◆ WORK REQUIRED:
Copy all lines that contain the word "What".

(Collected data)
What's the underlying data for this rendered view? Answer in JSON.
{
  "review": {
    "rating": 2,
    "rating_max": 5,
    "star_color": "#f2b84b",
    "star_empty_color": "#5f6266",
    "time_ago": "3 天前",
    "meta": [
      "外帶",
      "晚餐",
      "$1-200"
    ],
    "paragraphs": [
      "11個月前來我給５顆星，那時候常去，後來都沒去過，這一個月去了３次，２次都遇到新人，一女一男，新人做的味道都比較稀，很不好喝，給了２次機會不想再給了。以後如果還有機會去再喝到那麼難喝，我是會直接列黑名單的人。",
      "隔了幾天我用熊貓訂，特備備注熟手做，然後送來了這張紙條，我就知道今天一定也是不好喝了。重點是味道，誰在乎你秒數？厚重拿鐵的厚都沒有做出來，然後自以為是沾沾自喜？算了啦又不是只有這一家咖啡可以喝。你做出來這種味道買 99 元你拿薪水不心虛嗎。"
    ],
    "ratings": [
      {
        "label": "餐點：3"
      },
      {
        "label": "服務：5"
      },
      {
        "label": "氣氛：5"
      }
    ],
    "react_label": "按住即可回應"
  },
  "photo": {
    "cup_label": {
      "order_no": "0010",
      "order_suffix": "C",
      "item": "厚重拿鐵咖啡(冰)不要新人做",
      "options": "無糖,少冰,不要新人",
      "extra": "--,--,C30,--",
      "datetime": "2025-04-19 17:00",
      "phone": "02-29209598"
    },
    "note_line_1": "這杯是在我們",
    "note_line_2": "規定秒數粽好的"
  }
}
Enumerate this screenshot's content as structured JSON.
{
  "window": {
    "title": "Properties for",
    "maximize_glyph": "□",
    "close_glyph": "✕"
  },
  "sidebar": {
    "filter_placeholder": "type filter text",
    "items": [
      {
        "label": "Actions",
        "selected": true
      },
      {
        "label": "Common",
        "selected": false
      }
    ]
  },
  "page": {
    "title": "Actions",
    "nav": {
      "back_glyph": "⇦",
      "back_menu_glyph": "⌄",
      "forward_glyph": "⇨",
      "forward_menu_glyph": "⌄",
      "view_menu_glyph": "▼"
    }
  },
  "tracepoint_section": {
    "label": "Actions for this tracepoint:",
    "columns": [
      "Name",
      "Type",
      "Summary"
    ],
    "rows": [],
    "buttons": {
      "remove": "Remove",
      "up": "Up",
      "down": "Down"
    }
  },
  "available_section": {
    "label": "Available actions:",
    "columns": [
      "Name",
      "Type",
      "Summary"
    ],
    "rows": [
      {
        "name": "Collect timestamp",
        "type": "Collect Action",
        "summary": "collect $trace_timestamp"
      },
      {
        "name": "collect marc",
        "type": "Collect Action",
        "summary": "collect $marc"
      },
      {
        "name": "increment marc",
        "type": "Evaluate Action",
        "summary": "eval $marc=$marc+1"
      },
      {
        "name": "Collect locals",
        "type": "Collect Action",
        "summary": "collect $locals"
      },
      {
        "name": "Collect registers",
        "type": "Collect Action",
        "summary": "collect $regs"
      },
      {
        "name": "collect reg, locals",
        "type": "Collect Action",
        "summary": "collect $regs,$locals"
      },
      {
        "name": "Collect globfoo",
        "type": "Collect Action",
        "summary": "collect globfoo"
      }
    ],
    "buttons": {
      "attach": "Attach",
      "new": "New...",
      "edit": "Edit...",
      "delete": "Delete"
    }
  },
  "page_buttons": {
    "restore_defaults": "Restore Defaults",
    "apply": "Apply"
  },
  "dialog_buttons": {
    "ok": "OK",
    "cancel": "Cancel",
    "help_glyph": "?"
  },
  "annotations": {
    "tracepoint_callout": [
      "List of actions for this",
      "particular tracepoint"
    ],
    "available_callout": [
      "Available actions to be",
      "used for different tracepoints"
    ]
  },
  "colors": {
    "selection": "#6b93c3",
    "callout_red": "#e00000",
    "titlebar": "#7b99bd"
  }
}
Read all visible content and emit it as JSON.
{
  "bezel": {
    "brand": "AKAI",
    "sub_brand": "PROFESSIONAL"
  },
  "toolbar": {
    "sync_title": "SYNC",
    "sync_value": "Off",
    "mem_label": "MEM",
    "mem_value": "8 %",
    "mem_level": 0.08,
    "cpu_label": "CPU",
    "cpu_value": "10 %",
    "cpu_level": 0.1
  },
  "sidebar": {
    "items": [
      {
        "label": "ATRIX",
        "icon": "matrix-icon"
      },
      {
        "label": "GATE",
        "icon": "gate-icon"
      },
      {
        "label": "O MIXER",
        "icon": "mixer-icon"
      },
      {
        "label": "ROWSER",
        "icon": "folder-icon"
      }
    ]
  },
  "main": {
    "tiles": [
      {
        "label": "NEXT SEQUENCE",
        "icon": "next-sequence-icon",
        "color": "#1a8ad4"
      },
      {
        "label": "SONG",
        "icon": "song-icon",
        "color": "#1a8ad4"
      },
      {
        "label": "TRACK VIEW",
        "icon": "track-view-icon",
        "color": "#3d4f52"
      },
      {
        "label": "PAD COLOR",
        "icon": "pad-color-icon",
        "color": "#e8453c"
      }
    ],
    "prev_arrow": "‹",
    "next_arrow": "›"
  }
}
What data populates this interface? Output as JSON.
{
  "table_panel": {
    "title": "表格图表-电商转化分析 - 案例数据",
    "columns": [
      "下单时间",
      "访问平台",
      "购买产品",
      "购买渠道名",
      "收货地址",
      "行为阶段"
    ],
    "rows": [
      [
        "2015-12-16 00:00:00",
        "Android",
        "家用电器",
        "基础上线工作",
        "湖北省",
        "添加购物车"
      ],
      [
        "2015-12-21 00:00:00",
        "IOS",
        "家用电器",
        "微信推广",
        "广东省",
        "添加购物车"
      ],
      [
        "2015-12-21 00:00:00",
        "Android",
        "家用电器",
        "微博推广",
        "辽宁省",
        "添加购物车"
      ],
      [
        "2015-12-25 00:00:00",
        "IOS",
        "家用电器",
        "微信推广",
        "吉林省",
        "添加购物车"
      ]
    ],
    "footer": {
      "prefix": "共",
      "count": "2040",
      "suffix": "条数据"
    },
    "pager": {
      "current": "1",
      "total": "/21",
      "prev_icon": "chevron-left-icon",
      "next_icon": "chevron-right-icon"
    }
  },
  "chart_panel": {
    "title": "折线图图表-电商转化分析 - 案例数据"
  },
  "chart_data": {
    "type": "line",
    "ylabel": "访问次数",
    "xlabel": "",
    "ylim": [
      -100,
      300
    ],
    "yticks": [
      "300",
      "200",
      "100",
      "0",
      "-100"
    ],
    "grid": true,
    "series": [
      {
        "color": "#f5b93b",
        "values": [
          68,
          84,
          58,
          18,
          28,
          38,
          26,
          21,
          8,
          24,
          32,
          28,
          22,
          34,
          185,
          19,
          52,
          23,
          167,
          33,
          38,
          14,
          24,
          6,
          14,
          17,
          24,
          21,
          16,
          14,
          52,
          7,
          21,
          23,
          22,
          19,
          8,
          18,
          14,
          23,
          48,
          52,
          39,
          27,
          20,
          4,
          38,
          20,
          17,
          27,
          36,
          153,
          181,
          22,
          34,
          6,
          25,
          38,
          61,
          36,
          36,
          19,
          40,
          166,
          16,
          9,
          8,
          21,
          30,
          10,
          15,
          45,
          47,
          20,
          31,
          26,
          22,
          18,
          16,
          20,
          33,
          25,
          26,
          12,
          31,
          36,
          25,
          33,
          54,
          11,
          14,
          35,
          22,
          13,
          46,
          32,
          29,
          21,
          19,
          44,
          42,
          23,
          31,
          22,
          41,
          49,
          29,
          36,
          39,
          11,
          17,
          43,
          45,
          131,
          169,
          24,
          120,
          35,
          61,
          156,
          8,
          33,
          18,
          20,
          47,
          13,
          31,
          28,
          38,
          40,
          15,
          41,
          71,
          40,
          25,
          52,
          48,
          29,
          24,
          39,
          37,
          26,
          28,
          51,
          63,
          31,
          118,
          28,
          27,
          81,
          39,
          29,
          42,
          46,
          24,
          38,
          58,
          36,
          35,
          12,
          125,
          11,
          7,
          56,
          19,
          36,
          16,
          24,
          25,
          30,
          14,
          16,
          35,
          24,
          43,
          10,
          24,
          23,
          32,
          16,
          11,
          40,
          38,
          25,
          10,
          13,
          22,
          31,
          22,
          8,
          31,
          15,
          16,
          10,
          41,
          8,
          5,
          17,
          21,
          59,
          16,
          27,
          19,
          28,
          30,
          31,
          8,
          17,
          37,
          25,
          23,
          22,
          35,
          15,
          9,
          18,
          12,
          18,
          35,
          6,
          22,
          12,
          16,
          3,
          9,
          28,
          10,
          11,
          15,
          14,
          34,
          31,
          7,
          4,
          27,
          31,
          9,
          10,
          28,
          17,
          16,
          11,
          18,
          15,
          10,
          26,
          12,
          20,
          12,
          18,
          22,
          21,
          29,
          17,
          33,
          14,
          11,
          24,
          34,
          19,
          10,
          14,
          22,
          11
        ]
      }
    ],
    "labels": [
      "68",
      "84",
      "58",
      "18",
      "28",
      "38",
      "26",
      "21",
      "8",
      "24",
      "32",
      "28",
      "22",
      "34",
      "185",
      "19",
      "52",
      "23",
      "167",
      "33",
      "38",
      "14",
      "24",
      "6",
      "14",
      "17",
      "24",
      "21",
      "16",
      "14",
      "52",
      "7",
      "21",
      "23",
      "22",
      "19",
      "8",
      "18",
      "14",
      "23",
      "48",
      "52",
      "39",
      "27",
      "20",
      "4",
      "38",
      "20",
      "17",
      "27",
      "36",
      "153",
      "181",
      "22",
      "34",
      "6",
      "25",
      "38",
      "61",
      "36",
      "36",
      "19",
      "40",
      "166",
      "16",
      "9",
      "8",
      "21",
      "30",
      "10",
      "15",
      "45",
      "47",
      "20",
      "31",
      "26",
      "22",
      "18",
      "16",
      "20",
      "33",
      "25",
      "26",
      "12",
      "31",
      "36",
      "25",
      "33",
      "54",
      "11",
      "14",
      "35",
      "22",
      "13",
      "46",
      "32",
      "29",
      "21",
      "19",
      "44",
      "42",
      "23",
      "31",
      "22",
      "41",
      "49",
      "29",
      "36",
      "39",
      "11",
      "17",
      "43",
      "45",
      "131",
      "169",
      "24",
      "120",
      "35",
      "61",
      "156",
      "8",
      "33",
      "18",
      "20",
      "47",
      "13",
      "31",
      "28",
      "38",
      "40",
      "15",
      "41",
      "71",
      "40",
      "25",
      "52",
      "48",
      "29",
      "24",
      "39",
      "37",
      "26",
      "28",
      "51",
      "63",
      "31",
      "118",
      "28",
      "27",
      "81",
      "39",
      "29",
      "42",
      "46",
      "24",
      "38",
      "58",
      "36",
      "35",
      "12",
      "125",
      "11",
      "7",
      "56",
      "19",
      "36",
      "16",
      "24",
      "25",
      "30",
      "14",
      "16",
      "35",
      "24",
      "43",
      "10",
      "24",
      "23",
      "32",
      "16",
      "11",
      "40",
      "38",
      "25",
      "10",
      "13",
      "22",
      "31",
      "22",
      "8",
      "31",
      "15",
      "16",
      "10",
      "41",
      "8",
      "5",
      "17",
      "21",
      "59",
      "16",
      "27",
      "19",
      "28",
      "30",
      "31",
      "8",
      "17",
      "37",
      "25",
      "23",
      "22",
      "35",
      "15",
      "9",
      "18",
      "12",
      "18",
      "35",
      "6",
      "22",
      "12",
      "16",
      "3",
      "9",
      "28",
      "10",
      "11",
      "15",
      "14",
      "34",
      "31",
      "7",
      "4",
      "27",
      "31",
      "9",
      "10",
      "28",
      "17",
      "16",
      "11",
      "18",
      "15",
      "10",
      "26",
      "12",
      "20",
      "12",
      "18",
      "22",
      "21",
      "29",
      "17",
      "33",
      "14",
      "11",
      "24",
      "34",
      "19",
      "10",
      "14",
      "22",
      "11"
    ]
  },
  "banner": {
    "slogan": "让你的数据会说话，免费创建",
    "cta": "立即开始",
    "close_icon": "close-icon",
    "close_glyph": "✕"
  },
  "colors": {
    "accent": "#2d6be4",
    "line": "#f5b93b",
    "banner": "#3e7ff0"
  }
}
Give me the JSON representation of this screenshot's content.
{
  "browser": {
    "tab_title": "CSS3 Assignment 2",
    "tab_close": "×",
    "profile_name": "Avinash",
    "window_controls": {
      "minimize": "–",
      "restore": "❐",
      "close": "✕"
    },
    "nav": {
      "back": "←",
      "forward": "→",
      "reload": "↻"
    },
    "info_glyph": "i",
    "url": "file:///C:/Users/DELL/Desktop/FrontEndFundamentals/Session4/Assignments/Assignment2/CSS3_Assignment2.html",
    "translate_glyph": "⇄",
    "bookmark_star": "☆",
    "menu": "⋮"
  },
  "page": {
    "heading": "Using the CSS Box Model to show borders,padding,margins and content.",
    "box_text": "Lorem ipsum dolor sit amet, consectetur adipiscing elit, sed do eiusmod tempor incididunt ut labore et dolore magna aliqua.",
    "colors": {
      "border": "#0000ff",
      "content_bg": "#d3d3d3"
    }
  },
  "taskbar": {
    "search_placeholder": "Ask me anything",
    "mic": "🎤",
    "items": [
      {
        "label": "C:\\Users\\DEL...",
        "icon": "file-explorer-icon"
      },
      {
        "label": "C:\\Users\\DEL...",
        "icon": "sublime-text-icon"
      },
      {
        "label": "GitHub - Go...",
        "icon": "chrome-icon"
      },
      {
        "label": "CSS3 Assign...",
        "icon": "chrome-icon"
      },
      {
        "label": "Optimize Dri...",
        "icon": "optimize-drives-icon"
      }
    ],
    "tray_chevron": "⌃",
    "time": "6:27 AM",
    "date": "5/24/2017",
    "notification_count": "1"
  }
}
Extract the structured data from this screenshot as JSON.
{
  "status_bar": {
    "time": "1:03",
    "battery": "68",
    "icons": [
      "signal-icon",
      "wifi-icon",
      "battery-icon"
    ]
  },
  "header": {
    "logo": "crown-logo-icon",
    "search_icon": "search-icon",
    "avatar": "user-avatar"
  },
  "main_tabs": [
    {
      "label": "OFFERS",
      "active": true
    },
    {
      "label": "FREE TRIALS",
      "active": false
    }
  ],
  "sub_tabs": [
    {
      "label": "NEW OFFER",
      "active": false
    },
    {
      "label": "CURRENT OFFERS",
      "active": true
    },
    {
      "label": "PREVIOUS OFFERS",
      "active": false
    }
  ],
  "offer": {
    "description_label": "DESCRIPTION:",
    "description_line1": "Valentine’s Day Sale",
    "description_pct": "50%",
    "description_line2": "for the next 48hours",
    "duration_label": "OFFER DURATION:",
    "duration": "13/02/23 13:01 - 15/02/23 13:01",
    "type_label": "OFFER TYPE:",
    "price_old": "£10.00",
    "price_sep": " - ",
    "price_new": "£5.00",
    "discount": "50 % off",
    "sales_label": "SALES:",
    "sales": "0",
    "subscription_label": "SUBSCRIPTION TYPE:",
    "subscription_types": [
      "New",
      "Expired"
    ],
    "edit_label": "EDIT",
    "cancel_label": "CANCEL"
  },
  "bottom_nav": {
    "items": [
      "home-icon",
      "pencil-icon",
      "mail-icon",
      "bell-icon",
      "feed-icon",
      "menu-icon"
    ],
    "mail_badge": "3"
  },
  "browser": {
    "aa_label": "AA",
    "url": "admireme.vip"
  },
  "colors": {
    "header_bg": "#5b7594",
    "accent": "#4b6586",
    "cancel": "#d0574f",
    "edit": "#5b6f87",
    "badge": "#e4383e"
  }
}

◆ SOLUTION FOR THIS TASK:
What's the underlying data for this rendered view? Answer in JSON.
What data populates this interface? Output as JSON.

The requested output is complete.